>> Begin
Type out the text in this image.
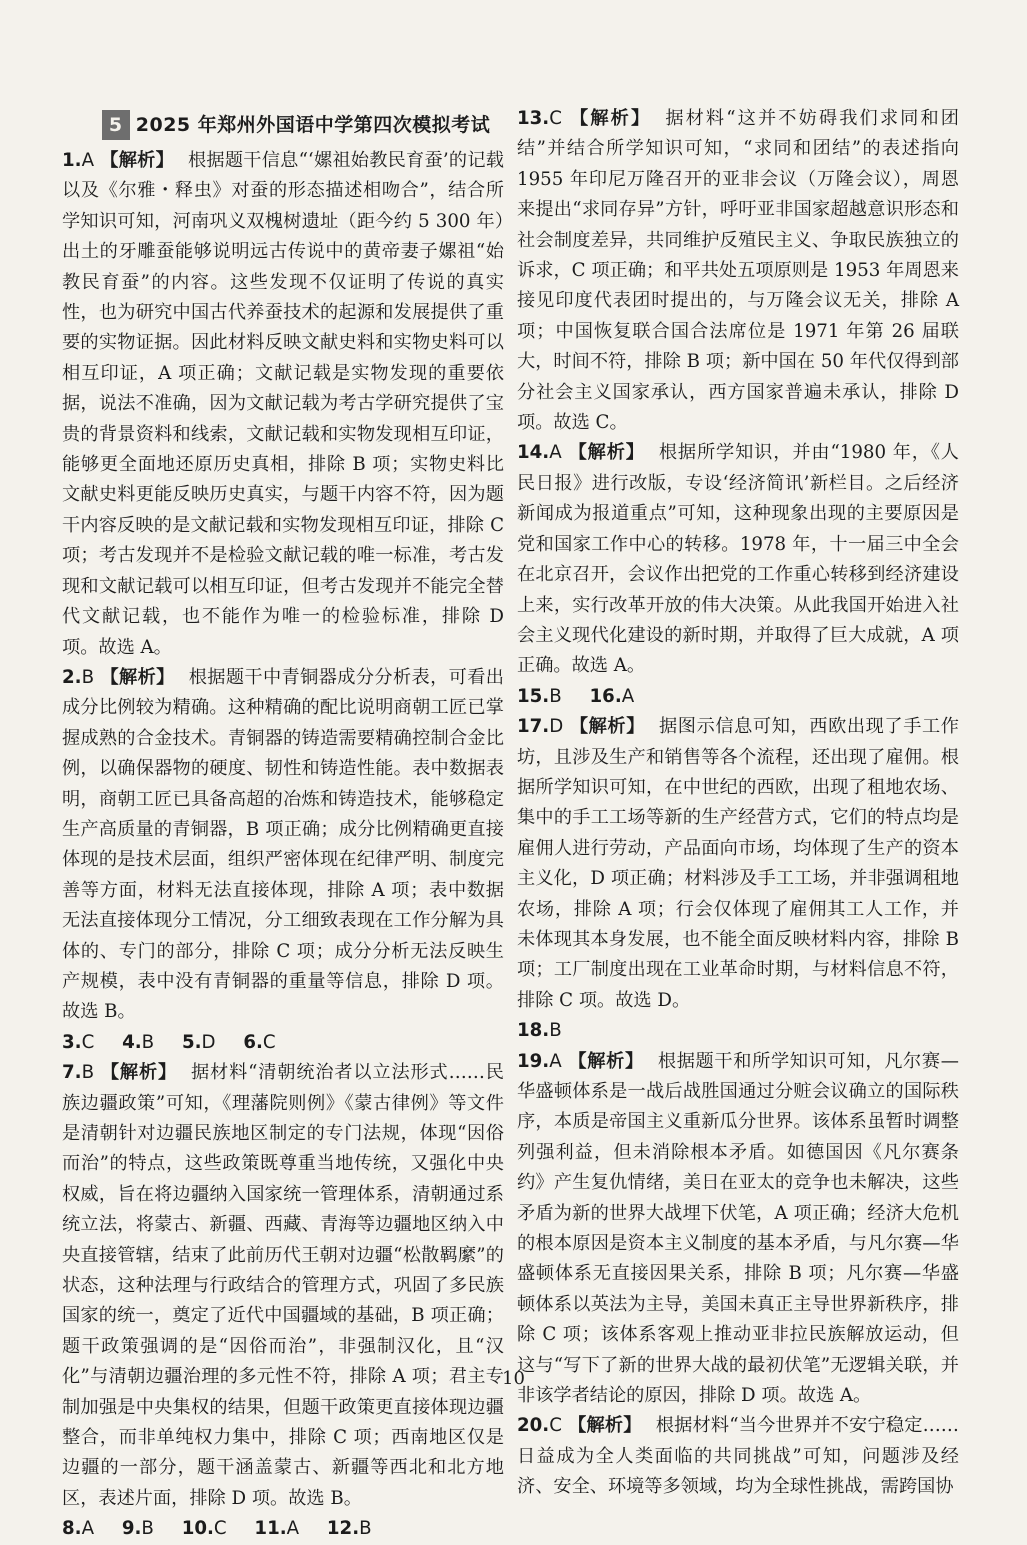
5 2025 年郑州外国语中学第四次模拟考试

1.A 【解析】 根据题干信息“‘嫘祖始教民育蚕’的记载以及《尔雅・释虫》对蚕的形态描述相吻合”，结合所学知识可知，河南巩义双槐树遗址（距今约 5 300 年）出土的牙雕蚕能够说明远古传说中的黄帝妻子嫘祖“始教民育蚕”的内容。这些发现不仅证明了传说的真实性，也为研究中国古代养蚕技术的起源和发展提供了重要的实物证据。因此材料反映文献史料和实物史料可以相互印证，A 项正确；文献记载是实物发现的重要依据，说法不准确，因为文献记载为考古学研究提供了宝贵的背景资料和线索，文献记载和实物发现相互印证，能够更全面地还原历史真相，排除 B 项；实物史料比文献史料更能反映历史真实，与题干内容不符，因为题干内容反映的是文献记载和实物发现相互印证，排除 C 项；考古发现并不是检验文献记载的唯一标准，考古发现和文献记载可以相互印证，但考古发现并不能完全替代文献记载，也不能作为唯一的检验标准，排除 D 项。故选 A。

2.B 【解析】 根据题干中青铜器成分分析表，可看出成分比例较为精确。这种精确的配比说明商朝工匠已掌握成熟的合金技术。青铜器的铸造需要精确控制合金比例，以确保器物的硬度、韧性和铸造性能。表中数据表明，商朝工匠已具备高超的冶炼和铸造技术，能够稳定生产高质量的青铜器，B 项正确；成分比例精确更直接体现的是技术层面，组织严密体现在纪律严明、制度完善等方面，材料无法直接体现，排除 A 项；表中数据无法直接体现分工情况，分工细致表现在工作分解为具体的、专门的部分，排除 C 项；成分分析无法反映生产规模，表中没有青铜器的重量等信息，排除 D 项。故选 B。

3.C 4.B 5.D 6.C

7.B 【解析】 据材料“清朝统治者以立法形式……民族边疆政策”可知，《理藩院则例》《蒙古律例》等文件是清朝针对边疆民族地区制定的专门法规，体现“因俗而治”的特点，这些政策既尊重当地传统，又强化中央权威，旨在将边疆纳入国家统一管理体系，清朝通过系统立法，将蒙古、新疆、西藏、青海等边疆地区纳入中央直接管辖，结束了此前历代王朝对边疆“松散羁縻”的状态，这种法理与行政结合的管理方式，巩固了多民族国家的统一，奠定了近代中国疆域的基础，B 项正确；题干政策强调的是“因俗而治”，非强制汉化，且“汉化”与清朝边疆治理的多元性不符，排除 A 项；君主专制加强是中央集权的结果，但题干政策更直接体现边疆整合，而非单纯权力集中，排除 C 项；西南地区仅是边疆的一部分，题干涵盖蒙古、新疆等西北和北方地区，表述片面，排除 D 项。故选 B。

8.A 9.B 10.C 11.A 12.B

13.C 【解析】 据材料“这并不妨碍我们求同和团结”并结合所学知识可知，“求同和团结”的表述指向 1955 年印尼万隆召开的亚非会议（万隆会议），周恩来提出“求同存异”方针，呼吁亚非国家超越意识形态和社会制度差异，共同维护反殖民主义、争取民族独立的诉求，C 项正确；和平共处五项原则是 1953 年周恩来接见印度代表团时提出的，与万隆会议无关，排除 A 项；中国恢复联合国合法席位是 1971 年第 26 届联大，时间不符，排除 B 项；新中国在 50 年代仅得到部分社会主义国家承认，西方国家普遍未承认，排除 D 项。故选 C。

14.A 【解析】 根据所学知识，并由“1980 年，《人民日报》进行改版，专设‘经济简讯’新栏目。之后经济新闻成为报道重点”可知，这种现象出现的主要原因是党和国家工作中心的转移。1978 年，十一届三中全会在北京召开，会议作出把党的工作重心转移到经济建设上来，实行改革开放的伟大决策。从此我国开始进入社会主义现代化建设的新时期，并取得了巨大成就，A 项正确。故选 A。

15.B 16.A

17.D 【解析】 据图示信息可知，西欧出现了手工作坊，且涉及生产和销售等各个流程，还出现了雇佣。根据所学知识可知，在中世纪的西欧，出现了租地农场、集中的手工工场等新的生产经营方式，它们的特点均是雇佣人进行劳动，产品面向市场，均体现了生产的资本主义化，D 项正确；材料涉及手工工场，并非强调租地农场，排除 A 项；行会仅体现了雇佣其工人工作，并未体现其本身发展，也不能全面反映材料内容，排除 B 项；工厂制度出现在工业革命时期，与材料信息不符，排除 C 项。故选 D。

18.B

19.A 【解析】 根据题干和所学知识可知，凡尔赛—华盛顿体系是一战后战胜国通过分赃会议确立的国际秩序，本质是帝国主义重新瓜分世界。该体系虽暂时调整列强利益，但未消除根本矛盾。如德国因《凡尔赛条约》产生复仇情绪，美日在亚太的竞争也未解决，这些矛盾为新的世界大战埋下伏笔，A 项正确；经济大危机的根本原因是资本主义制度的基本矛盾，与凡尔赛—华盛顿体系无直接因果关系，排除 B 项；凡尔赛—华盛顿体系以英法为主导，美国未真正主导世界新秩序，排除 C 项；该体系客观上推动亚非拉民族解放运动，但这与“写下了新的世界大战的最初伏笔”无逻辑关联，并非该学者结论的原因，排除 D 项。故选 A。

20.C 【解析】 根据材料“当今世界并不安宁稳定……日益成为全人类面临的共同挑战”可知，问题涉及经济、安全、环境等多领域，均为全球性挑战，需跨国协

10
>> End
Go through the listing above and quote it exactly, apart from its images.

Type out the text in this image.
5 2025 年郑州外国语中学第四次模拟考试

1.A 【解析】 根据题干信息“‘嫘祖始教民育蚕’的记载以及《尔雅・释虫》对蚕的形态描述相吻合”，结合所学知识可知，河南巩义双槐树遗址（距今约 5 300 年）出土的牙雕蚕能够说明远古传说中的黄帝妻子嫘祖“始教民育蚕”的内容。这些发现不仅证明了传说的真实性，也为研究中国古代养蚕技术的起源和发展提供了重要的实物证据。因此材料反映文献史料和实物史料可以相互印证，A 项正确；文献记载是实物发现的重要依据，说法不准确，因为文献记载为考古学研究提供了宝贵的背景资料和线索，文献记载和实物发现相互印证，能够更全面地还原历史真相，排除 B 项；实物史料比文献史料更能反映历史真实，与题干内容不符，因为题干内容反映的是文献记载和实物发现相互印证，排除 C 项；考古发现并不是检验文献记载的唯一标准，考古发现和文献记载可以相互印证，但考古发现并不能完全替代文献记载，也不能作为唯一的检验标准，排除 D 项。故选 A。

2.B 【解析】 根据题干中青铜器成分分析表，可看出成分比例较为精确。这种精确的配比说明商朝工匠已掌握成熟的合金技术。青铜器的铸造需要精确控制合金比例，以确保器物的硬度、韧性和铸造性能。表中数据表明，商朝工匠已具备高超的冶炼和铸造技术，能够稳定生产高质量的青铜器，B 项正确；成分比例精确更直接体现的是技术层面，组织严密体现在纪律严明、制度完善等方面，材料无法直接体现，排除 A 项；表中数据无法直接体现分工情况，分工细致表现在工作分解为具体的、专门的部分，排除 C 项；成分分析无法反映生产规模，表中没有青铜器的重量等信息，排除 D 项。故选 B。

3.C 4.B 5.D 6.C

7.B 【解析】 据材料“清朝统治者以立法形式……民族边疆政策”可知，《理藩院则例》《蒙古律例》等文件是清朝针对边疆民族地区制定的专门法规，体现“因俗而治”的特点，这些政策既尊重当地传统，又强化中央权威，旨在将边疆纳入国家统一管理体系，清朝通过系统立法，将蒙古、新疆、西藏、青海等边疆地区纳入中央直接管辖，结束了此前历代王朝对边疆“松散羁縻”的状态，这种法理与行政结合的管理方式，巩固了多民族国家的统一，奠定了近代中国疆域的基础，B 项正确；题干政策强调的是“因俗而治”，非强制汉化，且“汉化”与清朝边疆治理的多元性不符，排除 A 项；君主专制加强是中央集权的结果，但题干政策更直接体现边疆整合，而非单纯权力集中，排除 C 项；西南地区仅是边疆的一部分，题干涵盖蒙古、新疆等西北和北方地区，表述片面，排除 D 项。故选 B。

8.A 9.B 10.C 11.A 12.B

13.C 【解析】 据材料“这并不妨碍我们求同和团结”并结合所学知识可知，“求同和团结”的表述指向 1955 年印尼万隆召开的亚非会议（万隆会议），周恩来提出“求同存异”方针，呼吁亚非国家超越意识形态和社会制度差异，共同维护反殖民主义、争取民族独立的诉求，C 项正确；和平共处五项原则是 1953 年周恩来接见印度代表团时提出的，与万隆会议无关，排除 A 项；中国恢复联合国合法席位是 1971 年第 26 届联大，时间不符，排除 B 项；新中国在 50 年代仅得到部分社会主义国家承认，西方国家普遍未承认，排除 D 项。故选 C。

14.A 【解析】 根据所学知识，并由“1980 年，《人民日报》进行改版，专设‘经济简讯’新栏目。之后经济新闻成为报道重点”可知，这种现象出现的主要原因是党和国家工作中心的转移。1978 年，十一届三中全会在北京召开，会议作出把党的工作重心转移到经济建设上来，实行改革开放的伟大决策。从此我国开始进入社会主义现代化建设的新时期，并取得了巨大成就，A 项正确。故选 A。

15.B 16.A

17.D 【解析】 据图示信息可知，西欧出现了手工作坊，且涉及生产和销售等各个流程，还出现了雇佣。根据所学知识可知，在中世纪的西欧，出现了租地农场、集中的手工工场等新的生产经营方式，它们的特点均是雇佣人进行劳动，产品面向市场，均体现了生产的资本主义化，D 项正确；材料涉及手工工场，并非强调租地农场，排除 A 项；行会仅体现了雇佣其工人工作，并未体现其本身发展，也不能全面反映材料内容，排除 B 项；工厂制度出现在工业革命时期，与材料信息不符，排除 C 项。故选 D。

18.B

19.A 【解析】 根据题干和所学知识可知，凡尔赛—华盛顿体系是一战后战胜国通过分赃会议确立的国际秩序，本质是帝国主义重新瓜分世界。该体系虽暂时调整列强利益，但未消除根本矛盾。如德国因《凡尔赛条约》产生复仇情绪，美日在亚太的竞争也未解决，这些矛盾为新的世界大战埋下伏笔，A 项正确；经济大危机的根本原因是资本主义制度的基本矛盾，与凡尔赛—华盛顿体系无直接因果关系，排除 B 项；凡尔赛—华盛顿体系以英法为主导，美国未真正主导世界新秩序，排除 C 项；该体系客观上推动亚非拉民族解放运动，但这与“写下了新的世界大战的最初伏笔”无逻辑关联，并非该学者结论的原因，排除 D 项。故选 A。

20.C 【解析】 根据材料“当今世界并不安宁稳定……日益成为全人类面临的共同挑战”可知，问题涉及经济、安全、环境等多领域，均为全球性挑战，需跨国协

10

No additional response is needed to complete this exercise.